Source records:
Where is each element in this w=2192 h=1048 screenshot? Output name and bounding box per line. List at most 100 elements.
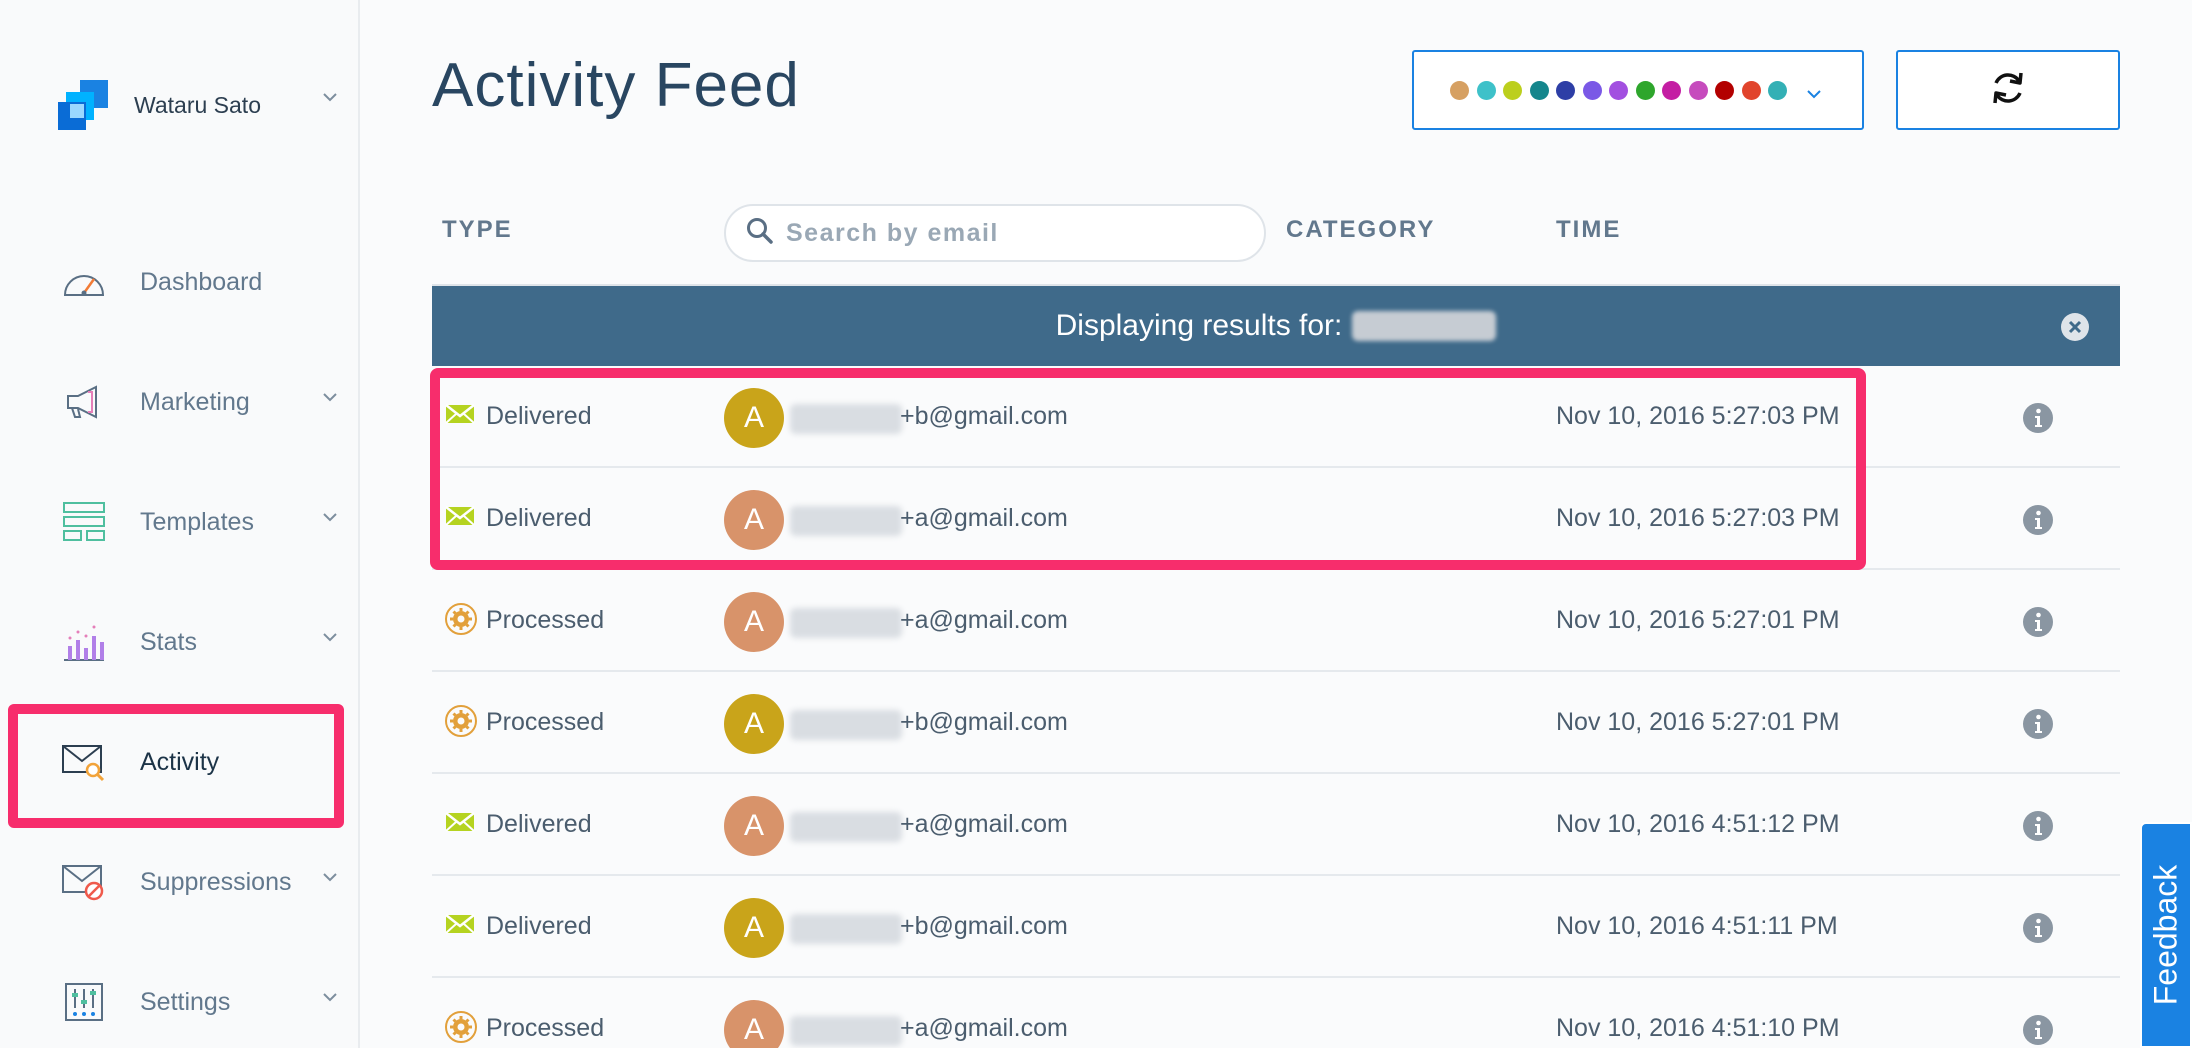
- results-banner: Displaying results for:: [432, 284, 2120, 366]
- mail-block-icon: [58, 856, 110, 908]
- chevron-down-icon: [1806, 86, 1822, 104]
- sidebar-item-settings[interactable]: Settings: [58, 972, 338, 1032]
- event-time: Nov 10, 2016 4:51:11 PM: [1556, 912, 1838, 940]
- account-name: Wataru Sato: [134, 91, 261, 118]
- category-color-dot: [1582, 80, 1602, 100]
- sidebar-item-label: Settings: [140, 987, 231, 1016]
- column-header-type: TYPE: [442, 216, 513, 243]
- table-row[interactable]: Processed A +a@gmail.com Nov 10, 2016 5:27:…: [432, 570, 2120, 672]
- event-type: Processed: [486, 1014, 605, 1042]
- sidebar: Wataru Sato Dashboard Marketing Template…: [0, 0, 360, 1048]
- avatar: A: [724, 796, 784, 856]
- info-icon[interactable]: [2022, 810, 2054, 847]
- feedback-tab[interactable]: Feedback: [2140, 822, 2192, 1048]
- sidebar-item-label: Stats: [140, 627, 197, 656]
- sidebar-item-stats[interactable]: Stats: [58, 612, 338, 672]
- event-time: Nov 10, 2016 4:51:10 PM: [1556, 1014, 1840, 1042]
- avatar: A: [724, 898, 784, 958]
- table-row[interactable]: Processed A +b@gmail.com Nov 10, 2016 5:27:…: [432, 672, 2120, 774]
- info-icon[interactable]: [2022, 1014, 2054, 1048]
- template-layout-icon: [58, 496, 110, 548]
- search-input[interactable]: [786, 218, 1246, 248]
- table-row[interactable]: Delivered A +b@gmail.com Nov 10, 2016 4:51:…: [432, 876, 2120, 978]
- redacted-email: [1352, 311, 1497, 341]
- sidebar-item-marketing[interactable]: Marketing: [58, 372, 338, 432]
- refresh-button[interactable]: [1896, 50, 2120, 130]
- redacted-email: [790, 1016, 902, 1046]
- sidebar-item-label: Dashboard: [140, 267, 263, 296]
- table-row[interactable]: Processed A +a@gmail.com Nov 10, 2016 4:51:…: [432, 978, 2120, 1048]
- category-color-dot: [1503, 80, 1522, 100]
- category-color-dot: [1476, 80, 1496, 100]
- info-icon[interactable]: [2022, 606, 2054, 643]
- chevron-down-icon: [322, 512, 338, 522]
- gauge-icon: [58, 256, 110, 308]
- delivered-mail-icon: [444, 810, 476, 839]
- info-icon[interactable]: [2022, 708, 2054, 745]
- processed-gear-icon: [444, 602, 478, 641]
- processed-gear-icon: [444, 1010, 478, 1048]
- recipient-email[interactable]: +a@gmail.com: [900, 1014, 1068, 1043]
- category-color-dot: [1556, 80, 1575, 100]
- sidebar-item-label: Suppressions: [140, 867, 292, 896]
- sidebar-item-label: Marketing: [140, 387, 250, 416]
- category-color-dot: [1450, 80, 1469, 100]
- feedback-label: Feedback: [2147, 864, 2184, 1006]
- processed-gear-icon: [444, 704, 478, 743]
- avatar: A: [724, 1000, 784, 1048]
- refresh-icon: [1989, 69, 2027, 112]
- sliders-icon: [58, 976, 110, 1028]
- event-type: Processed: [486, 708, 605, 736]
- megaphone-icon: [58, 376, 110, 428]
- redacted-email: [790, 710, 902, 740]
- sidebar-item-dashboard[interactable]: Dashboard: [58, 252, 338, 312]
- brand-logo-icon: [58, 80, 108, 130]
- category-color-dot: [1635, 80, 1655, 100]
- email-search[interactable]: [724, 204, 1266, 262]
- avatar: A: [724, 592, 784, 652]
- sidebar-item-label: Templates: [140, 507, 254, 536]
- recipient-email[interactable]: +a@gmail.com: [900, 606, 1068, 635]
- redacted-email: [790, 608, 902, 638]
- category-color-dot: [1741, 80, 1761, 100]
- table-row[interactable]: Delivered A +a@gmail.com Nov 10, 2016 4:51:…: [432, 774, 2120, 876]
- chevron-down-icon: [322, 992, 338, 1002]
- avatar: A: [724, 694, 784, 754]
- event-type: Processed: [486, 606, 605, 634]
- account-switcher[interactable]: Wataru Sato: [58, 80, 338, 130]
- recipient-email[interactable]: +b@gmail.com: [900, 708, 1068, 737]
- recipient-email[interactable]: +a@gmail.com: [900, 810, 1068, 839]
- recipient-email[interactable]: +b@gmail.com: [900, 912, 1068, 941]
- category-color-dot: [1662, 80, 1681, 100]
- event-time: Nov 10, 2016 5:27:01 PM: [1556, 708, 1840, 736]
- event-time: Nov 10, 2016 4:51:12 PM: [1556, 810, 1840, 838]
- category-color-dot: [1529, 80, 1549, 100]
- column-header-time: TIME: [1556, 216, 1622, 243]
- info-icon[interactable]: [2022, 912, 2054, 949]
- category-color-dot: [1609, 80, 1628, 100]
- chevron-down-icon: [322, 632, 338, 642]
- column-header-category: CATEGORY: [1286, 216, 1436, 243]
- category-color-filter[interactable]: [1412, 50, 1864, 130]
- sidebar-item-templates[interactable]: Templates: [58, 492, 338, 552]
- category-color-dot: [1688, 80, 1708, 100]
- search-icon: [746, 217, 774, 250]
- info-icon[interactable]: [2022, 504, 2054, 541]
- sidebar-item-suppressions[interactable]: Suppressions: [58, 852, 338, 912]
- banner-text: Displaying results for:: [1055, 309, 1343, 342]
- chevron-down-icon[interactable]: [322, 92, 338, 102]
- chevron-down-icon: [322, 872, 338, 882]
- highlight-box: [8, 704, 344, 828]
- info-icon[interactable]: [2022, 402, 2054, 439]
- close-icon[interactable]: [2060, 312, 2090, 347]
- delivered-mail-icon: [444, 912, 476, 941]
- category-color-dot: [1768, 80, 1787, 100]
- event-type: Delivered: [486, 810, 592, 838]
- bar-chart-icon: [58, 616, 110, 668]
- redacted-email: [790, 914, 902, 944]
- color-dots: [1450, 80, 1795, 100]
- highlight-box: [430, 368, 1866, 570]
- redacted-email: [790, 812, 902, 842]
- page-title: Activity Feed: [432, 51, 800, 120]
- chevron-down-icon: [322, 392, 338, 402]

Exercise:
Gather every line of the data above that contains the string "Stats". Match uppercase and lowercase exactly.

Finished answer:
- sidebar-item-label: Stats: [140, 627, 197, 656]
- sidebar-item-stats[interactable]: Stats: [58, 612, 338, 672]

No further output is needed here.